Copy out each line of the material in which the word "inside" appears.

■ **Exercise materials**
>> BEGIN

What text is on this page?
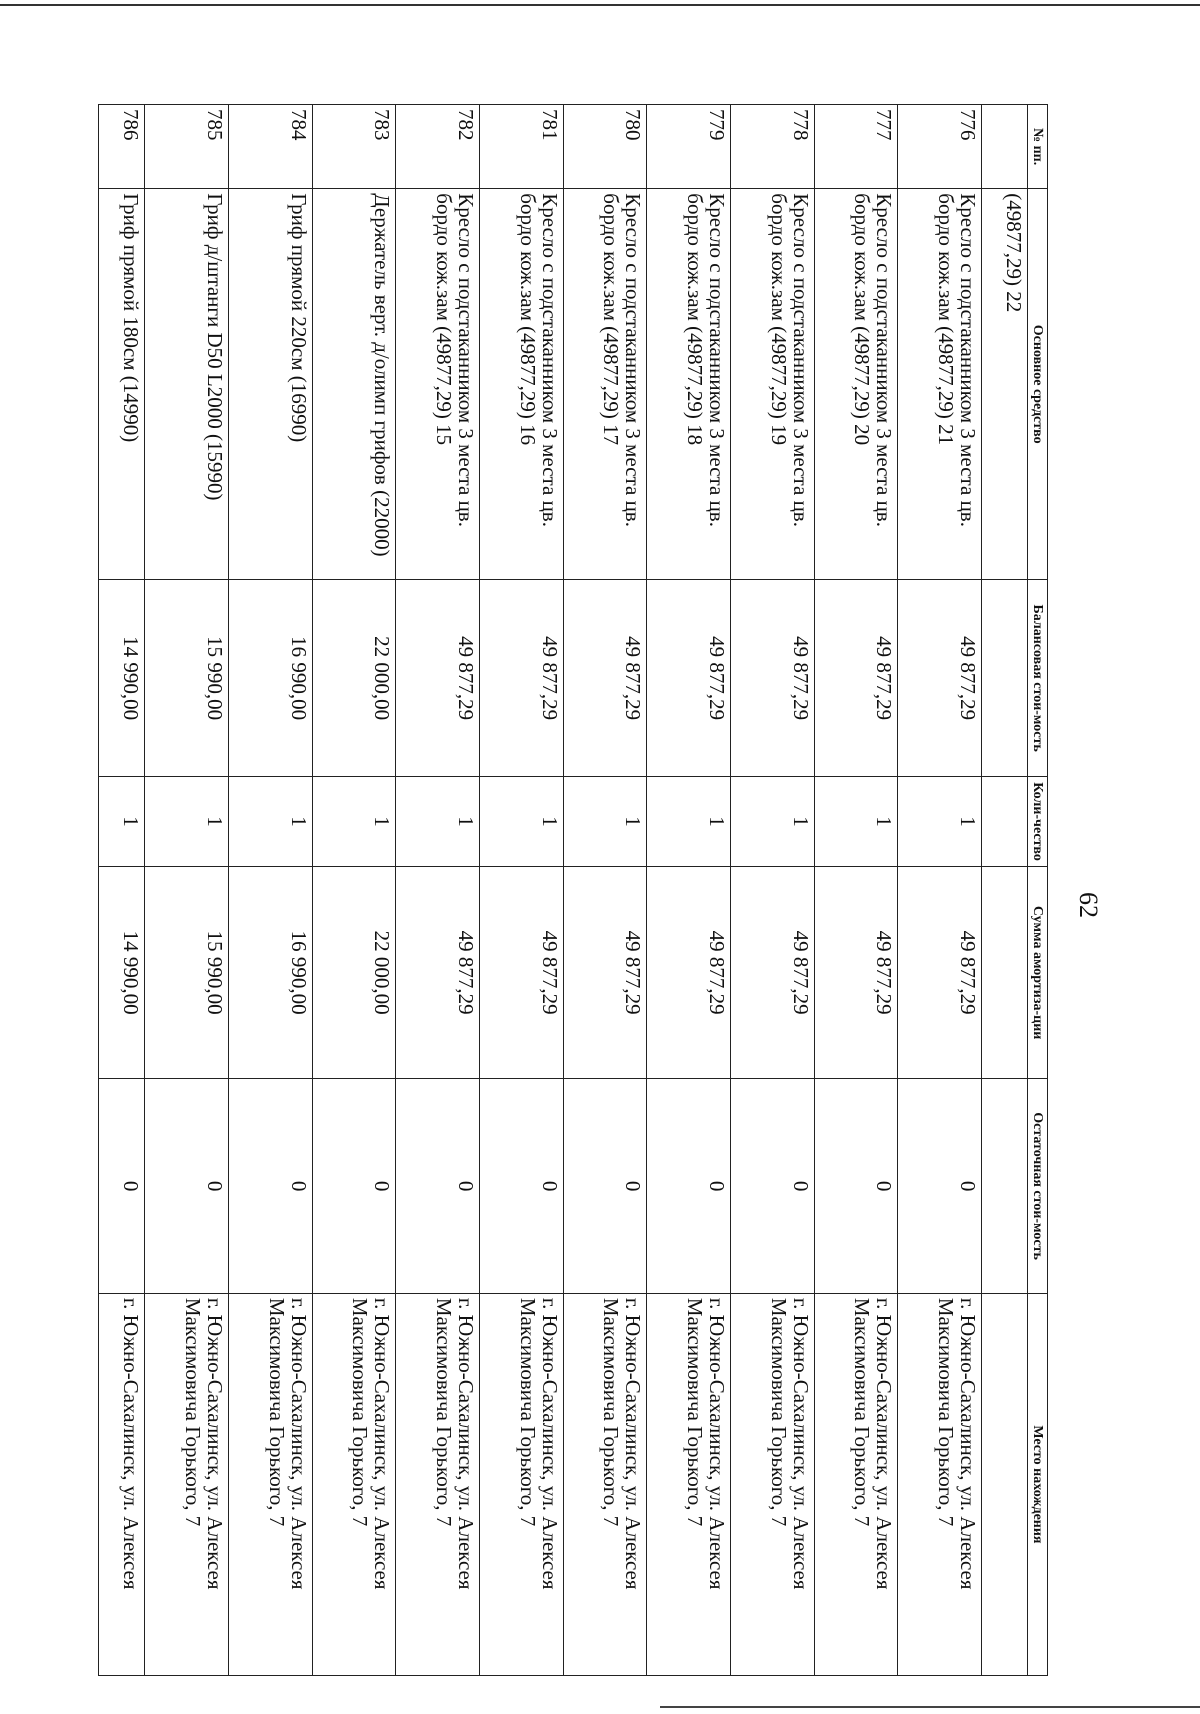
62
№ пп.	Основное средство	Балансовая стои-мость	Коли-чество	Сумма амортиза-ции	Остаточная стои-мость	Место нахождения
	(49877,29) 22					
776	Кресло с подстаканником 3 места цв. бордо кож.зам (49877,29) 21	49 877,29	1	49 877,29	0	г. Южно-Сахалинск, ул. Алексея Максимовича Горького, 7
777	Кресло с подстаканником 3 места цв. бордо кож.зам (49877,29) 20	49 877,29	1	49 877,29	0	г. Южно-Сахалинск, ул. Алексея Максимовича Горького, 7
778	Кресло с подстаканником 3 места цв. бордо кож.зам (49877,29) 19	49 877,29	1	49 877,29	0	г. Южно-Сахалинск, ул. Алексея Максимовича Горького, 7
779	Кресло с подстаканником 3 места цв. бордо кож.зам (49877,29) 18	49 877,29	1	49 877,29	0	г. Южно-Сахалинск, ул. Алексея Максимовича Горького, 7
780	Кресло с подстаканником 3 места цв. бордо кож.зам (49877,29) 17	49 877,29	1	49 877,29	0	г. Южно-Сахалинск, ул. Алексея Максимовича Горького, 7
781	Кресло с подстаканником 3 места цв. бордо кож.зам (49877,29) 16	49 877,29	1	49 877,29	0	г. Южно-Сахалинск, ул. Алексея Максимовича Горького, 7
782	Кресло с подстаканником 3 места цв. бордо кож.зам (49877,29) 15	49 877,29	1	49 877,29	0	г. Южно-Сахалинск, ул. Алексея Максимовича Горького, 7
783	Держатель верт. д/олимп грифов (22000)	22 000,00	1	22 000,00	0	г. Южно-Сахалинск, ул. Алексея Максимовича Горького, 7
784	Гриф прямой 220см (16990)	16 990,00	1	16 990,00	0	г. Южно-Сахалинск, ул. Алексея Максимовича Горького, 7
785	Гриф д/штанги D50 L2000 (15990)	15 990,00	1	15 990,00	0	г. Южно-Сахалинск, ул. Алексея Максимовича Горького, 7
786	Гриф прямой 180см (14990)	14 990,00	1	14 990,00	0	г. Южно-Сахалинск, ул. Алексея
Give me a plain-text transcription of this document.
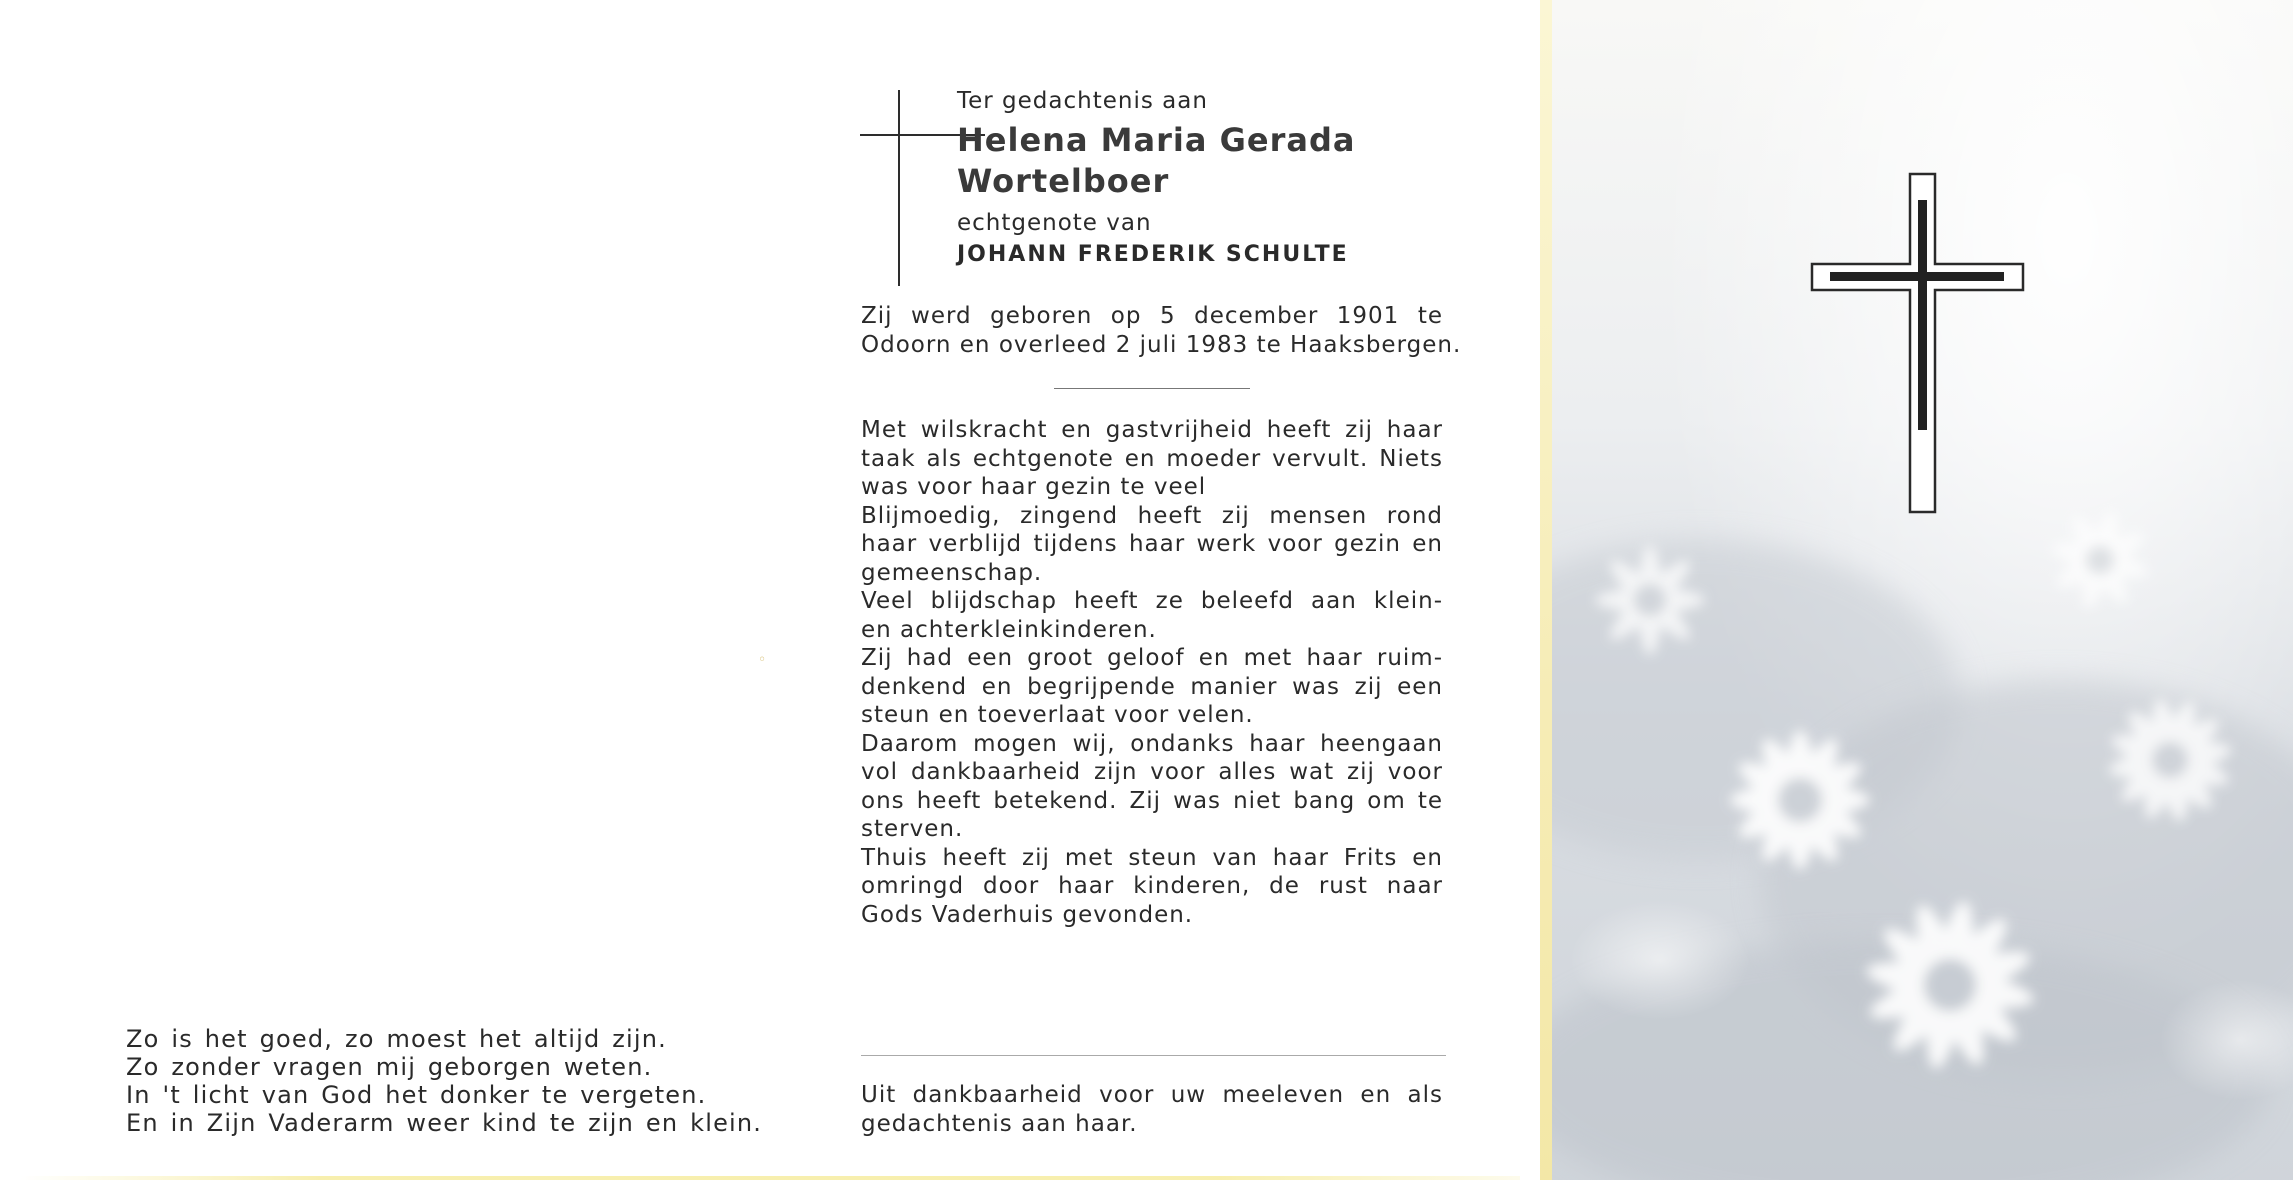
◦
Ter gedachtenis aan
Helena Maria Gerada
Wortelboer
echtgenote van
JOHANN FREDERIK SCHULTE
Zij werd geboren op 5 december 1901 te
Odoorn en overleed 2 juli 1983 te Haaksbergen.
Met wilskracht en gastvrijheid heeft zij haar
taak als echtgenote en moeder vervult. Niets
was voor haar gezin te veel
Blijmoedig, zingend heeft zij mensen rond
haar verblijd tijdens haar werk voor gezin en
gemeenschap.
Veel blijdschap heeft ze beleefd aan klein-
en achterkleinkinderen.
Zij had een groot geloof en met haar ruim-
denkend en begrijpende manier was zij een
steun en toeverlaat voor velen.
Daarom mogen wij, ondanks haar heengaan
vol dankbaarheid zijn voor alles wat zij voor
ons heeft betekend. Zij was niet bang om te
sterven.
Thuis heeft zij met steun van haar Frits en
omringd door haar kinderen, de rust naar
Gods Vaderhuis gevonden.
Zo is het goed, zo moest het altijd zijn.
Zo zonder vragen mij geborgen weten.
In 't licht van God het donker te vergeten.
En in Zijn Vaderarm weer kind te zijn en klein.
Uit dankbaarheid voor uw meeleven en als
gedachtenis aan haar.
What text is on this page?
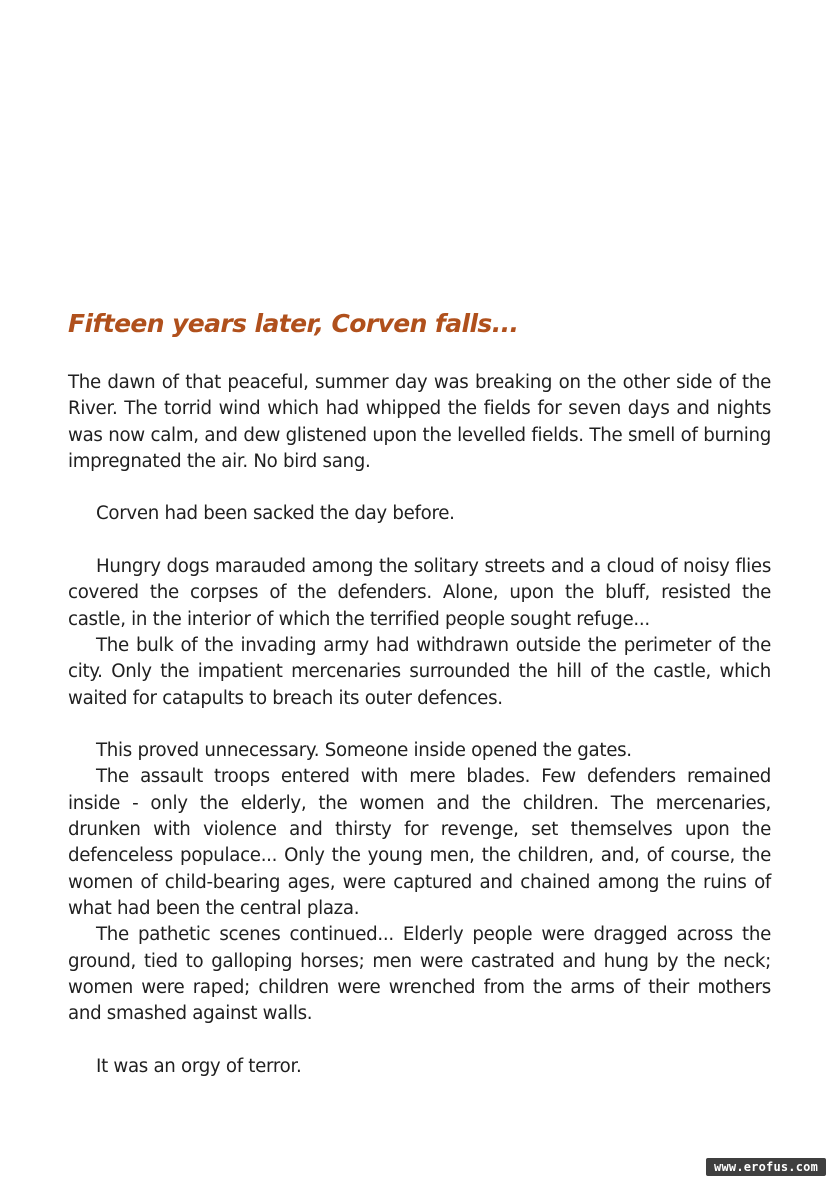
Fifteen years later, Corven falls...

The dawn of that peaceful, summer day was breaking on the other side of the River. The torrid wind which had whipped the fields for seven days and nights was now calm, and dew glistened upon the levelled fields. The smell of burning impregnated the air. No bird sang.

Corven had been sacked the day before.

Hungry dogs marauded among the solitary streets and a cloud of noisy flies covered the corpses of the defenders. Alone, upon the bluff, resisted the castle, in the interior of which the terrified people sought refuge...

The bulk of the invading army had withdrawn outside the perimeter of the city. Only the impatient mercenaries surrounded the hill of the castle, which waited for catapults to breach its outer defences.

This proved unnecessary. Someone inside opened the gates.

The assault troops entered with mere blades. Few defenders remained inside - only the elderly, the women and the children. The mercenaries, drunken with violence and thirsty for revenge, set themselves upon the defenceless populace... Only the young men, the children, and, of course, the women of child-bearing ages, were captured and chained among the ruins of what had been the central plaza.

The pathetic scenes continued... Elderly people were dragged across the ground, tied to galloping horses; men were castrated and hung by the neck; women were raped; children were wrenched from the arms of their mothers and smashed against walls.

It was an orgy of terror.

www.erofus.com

>> END

■ **Exercise solution**
This proved unnecessary. Someone inside opened the gates.
The assault troops entered with mere blades. Few defenders remained inside - only the elderly, the women and the children. The mercenaries, drunken with violence and thirsty for revenge, set themselves upon the defenceless populace... Only the young men, the children, and, of course, the women of child-bearing ages, were captured and chained among the ruins of what had been the central plaza.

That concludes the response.